## Start Dataset extract

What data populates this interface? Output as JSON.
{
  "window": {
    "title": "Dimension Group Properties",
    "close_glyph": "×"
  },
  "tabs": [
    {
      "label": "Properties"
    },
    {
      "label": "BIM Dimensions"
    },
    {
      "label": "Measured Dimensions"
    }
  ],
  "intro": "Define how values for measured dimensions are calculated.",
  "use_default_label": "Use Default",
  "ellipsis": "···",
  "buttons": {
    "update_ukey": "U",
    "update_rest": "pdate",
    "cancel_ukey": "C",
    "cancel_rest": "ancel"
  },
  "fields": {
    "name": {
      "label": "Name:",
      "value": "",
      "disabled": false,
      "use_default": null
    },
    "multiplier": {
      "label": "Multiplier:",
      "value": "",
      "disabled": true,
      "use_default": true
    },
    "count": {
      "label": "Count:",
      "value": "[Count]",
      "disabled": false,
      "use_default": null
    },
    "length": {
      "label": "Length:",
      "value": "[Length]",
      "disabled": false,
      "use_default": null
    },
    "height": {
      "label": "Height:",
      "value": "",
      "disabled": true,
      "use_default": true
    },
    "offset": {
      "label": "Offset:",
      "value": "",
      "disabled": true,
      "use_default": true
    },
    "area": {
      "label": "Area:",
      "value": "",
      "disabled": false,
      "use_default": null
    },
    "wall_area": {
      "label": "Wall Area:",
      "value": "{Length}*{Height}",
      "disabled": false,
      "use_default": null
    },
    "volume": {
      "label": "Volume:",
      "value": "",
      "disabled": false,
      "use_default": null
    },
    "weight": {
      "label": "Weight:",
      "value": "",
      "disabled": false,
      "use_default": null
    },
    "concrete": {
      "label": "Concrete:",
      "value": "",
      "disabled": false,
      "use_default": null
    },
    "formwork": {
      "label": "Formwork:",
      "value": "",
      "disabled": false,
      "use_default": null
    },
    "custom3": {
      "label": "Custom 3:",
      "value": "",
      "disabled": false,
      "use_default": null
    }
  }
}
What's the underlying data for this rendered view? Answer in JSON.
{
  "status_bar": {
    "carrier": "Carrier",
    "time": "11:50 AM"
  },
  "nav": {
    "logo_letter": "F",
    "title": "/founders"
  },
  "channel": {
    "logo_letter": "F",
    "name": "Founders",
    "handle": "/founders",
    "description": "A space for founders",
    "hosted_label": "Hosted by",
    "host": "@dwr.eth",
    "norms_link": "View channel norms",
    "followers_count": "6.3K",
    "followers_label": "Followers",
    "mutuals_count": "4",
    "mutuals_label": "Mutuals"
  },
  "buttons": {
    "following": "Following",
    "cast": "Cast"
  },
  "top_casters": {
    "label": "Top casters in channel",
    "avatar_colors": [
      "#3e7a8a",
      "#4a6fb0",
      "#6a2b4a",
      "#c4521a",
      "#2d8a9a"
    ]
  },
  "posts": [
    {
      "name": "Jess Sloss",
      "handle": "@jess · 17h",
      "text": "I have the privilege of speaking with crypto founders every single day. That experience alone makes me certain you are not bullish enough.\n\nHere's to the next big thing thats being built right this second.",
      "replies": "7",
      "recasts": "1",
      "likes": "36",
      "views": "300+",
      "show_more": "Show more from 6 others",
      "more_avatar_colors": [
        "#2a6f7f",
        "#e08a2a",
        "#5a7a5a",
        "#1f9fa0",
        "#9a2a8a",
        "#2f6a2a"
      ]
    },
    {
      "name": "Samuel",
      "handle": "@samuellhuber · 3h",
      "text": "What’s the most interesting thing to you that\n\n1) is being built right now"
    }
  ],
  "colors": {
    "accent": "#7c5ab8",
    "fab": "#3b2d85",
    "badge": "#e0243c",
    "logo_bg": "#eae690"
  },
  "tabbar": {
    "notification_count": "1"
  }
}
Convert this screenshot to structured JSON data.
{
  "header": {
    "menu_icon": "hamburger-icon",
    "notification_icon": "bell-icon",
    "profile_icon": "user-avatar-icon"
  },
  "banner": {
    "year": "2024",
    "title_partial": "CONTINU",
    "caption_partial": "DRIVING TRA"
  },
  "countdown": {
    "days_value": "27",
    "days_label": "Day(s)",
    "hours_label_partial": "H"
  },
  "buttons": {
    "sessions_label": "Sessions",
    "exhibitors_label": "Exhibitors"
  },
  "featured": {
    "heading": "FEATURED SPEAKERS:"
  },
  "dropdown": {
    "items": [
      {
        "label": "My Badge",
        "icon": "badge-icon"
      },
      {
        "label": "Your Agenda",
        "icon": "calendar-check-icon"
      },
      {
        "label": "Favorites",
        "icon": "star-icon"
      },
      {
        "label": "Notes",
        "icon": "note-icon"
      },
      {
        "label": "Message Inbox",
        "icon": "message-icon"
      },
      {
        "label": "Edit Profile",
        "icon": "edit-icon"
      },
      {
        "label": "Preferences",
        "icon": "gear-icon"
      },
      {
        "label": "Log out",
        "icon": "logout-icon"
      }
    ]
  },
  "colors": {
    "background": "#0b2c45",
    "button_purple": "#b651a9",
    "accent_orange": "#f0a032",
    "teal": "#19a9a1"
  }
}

## End Dataset extract

- _What to do_:
Please give back all of the records exactly as written.

- _Correct output_:
What data populates this interface? Output as JSON.
{
  "window": {
    "title": "Dimension Group Properties",
    "close_glyph": "×"
  },
  "tabs": [
    {
      "label": "Properties"
    },
    {
      "label": "BIM Dimensions"
    },
    {
      "label": "Measured Dimensions"
    }
  ],
  "intro": "Define how values for measured dimensions are calculated.",
  "use_default_label": "Use Default",
  "ellipsis": "···",
  "buttons": {
    "update_ukey": "U",
    "update_rest": "pdate",
    "cancel_ukey": "C",
    "cancel_rest": "ancel"
  },
  "fields": {
    "name": {
      "label": "Name:",
      "value": "",
      "disabled": false,
      "use_default": null
    },
    "multiplier": {
      "label": "Multiplier:",
      "value": "",
      "disabled": true,
      "use_default": true
    },
    "count": {
      "label": "Count:",
      "value": "[Count]",
      "disabled": false,
      "use_default": null
    },
    "length": {
      "label": "Length:",
      "value": "[Length]",
      "disabled": false,
      "use_default": null
    },
    "height": {
      "label": "Height:",
      "value": "",
      "disabled": true,
      "use_default": true
    },
    "offset": {
      "label": "Offset:",
      "value": "",
      "disabled": true,
      "use_default": true
    },
    "area": {
      "label": "Area:",
      "value": "",
      "disabled": false,
      "use_default": null
    },
    "wall_area": {
      "label": "Wall Area:",
      "value": "{Length}*{Height}",
      "disabled": false,
      "use_default": null
    },
    "volume": {
      "label": "Volume:",
      "value": "",
      "disabled": false,
      "use_default": null
    },
    "weight": {
      "label": "Weight:",
      "value": "",
      "disabled": false,
      "use_default": null
    },
    "concrete": {
      "label": "Concrete:",
      "value": "",
      "disabled": false,
      "use_default": null
    },
    "formwork": {
      "label": "Formwork:",
      "value": "",
      "disabled": false,
      "use_default": null
    },
    "custom3": {
      "label": "Custom 3:",
      "value": "",
      "disabled": false,
      "use_default": null
    }
  }
}
What's the underlying data for this rendered view? Answer in JSON.
{
  "status_bar": {
    "carrier": "Carrier",
    "time": "11:50 AM"
  },
  "nav": {
    "logo_letter": "F",
    "title": "/founders"
  },
  "channel": {
    "logo_letter": "F",
    "name": "Founders",
    "handle": "/founders",
    "description": "A space for founders",
    "hosted_label": "Hosted by",
    "host": "@dwr.eth",
    "norms_link": "View channel norms",
    "followers_count": "6.3K",
    "followers_label": "Followers",
    "mutuals_count": "4",
    "mutuals_label": "Mutuals"
  },
  "buttons": {
    "following": "Following",
    "cast": "Cast"
  },
  "top_casters": {
    "label": "Top casters in channel",
    "avatar_colors": [
      "#3e7a8a",
      "#4a6fb0",
      "#6a2b4a",
      "#c4521a",
      "#2d8a9a"
    ]
  },
  "posts": [
    {
      "name": "Jess Sloss",
      "handle": "@jess · 17h",
      "text": "I have the privilege of speaking with crypto founders every single day. That experience alone makes me certain you are not bullish enough.\n\nHere's to the next big thing thats being built right this second.",
      "replies": "7",
      "recasts": "1",
      "likes": "36",
      "views": "300+",
      "show_more": "Show more from 6 others",
      "more_avatar_colors": [
        "#2a6f7f",
        "#e08a2a",
        "#5a7a5a",
        "#1f9fa0",
        "#9a2a8a",
        "#2f6a2a"
      ]
    },
    {
      "name": "Samuel",
      "handle": "@samuellhuber · 3h",
      "text": "What’s the most interesting thing to you that\n\n1) is being built right now"
    }
  ],
  "colors": {
    "accent": "#7c5ab8",
    "fab": "#3b2d85",
    "badge": "#e0243c",
    "logo_bg": "#eae690"
  },
  "tabbar": {
    "notification_count": "1"
  }
}
Convert this screenshot to structured JSON data.
{
  "header": {
    "menu_icon": "hamburger-icon",
    "notification_icon": "bell-icon",
    "profile_icon": "user-avatar-icon"
  },
  "banner": {
    "year": "2024",
    "title_partial": "CONTINU",
    "caption_partial": "DRIVING TRA"
  },
  "countdown": {
    "days_value": "27",
    "days_label": "Day(s)",
    "hours_label_partial": "H"
  },
  "buttons": {
    "sessions_label": "Sessions",
    "exhibitors_label": "Exhibitors"
  },
  "featured": {
    "heading": "FEATURED SPEAKERS:"
  },
  "dropdown": {
    "items": [
      {
        "label": "My Badge",
        "icon": "badge-icon"
      },
      {
        "label": "Your Agenda",
        "icon": "calendar-check-icon"
      },
      {
        "label": "Favorites",
        "icon": "star-icon"
      },
      {
        "label": "Notes",
        "icon": "note-icon"
      },
      {
        "label": "Message Inbox",
        "icon": "message-icon"
      },
      {
        "label": "Edit Profile",
        "icon": "edit-icon"
      },
      {
        "label": "Preferences",
        "icon": "gear-icon"
      },
      {
        "label": "Log out",
        "icon": "logout-icon"
      }
    ]
  },
  "colors": {
    "background": "#0b2c45",
    "button_purple": "#b651a9",
    "accent_orange": "#f0a032",
    "teal": "#19a9a1"
  }
}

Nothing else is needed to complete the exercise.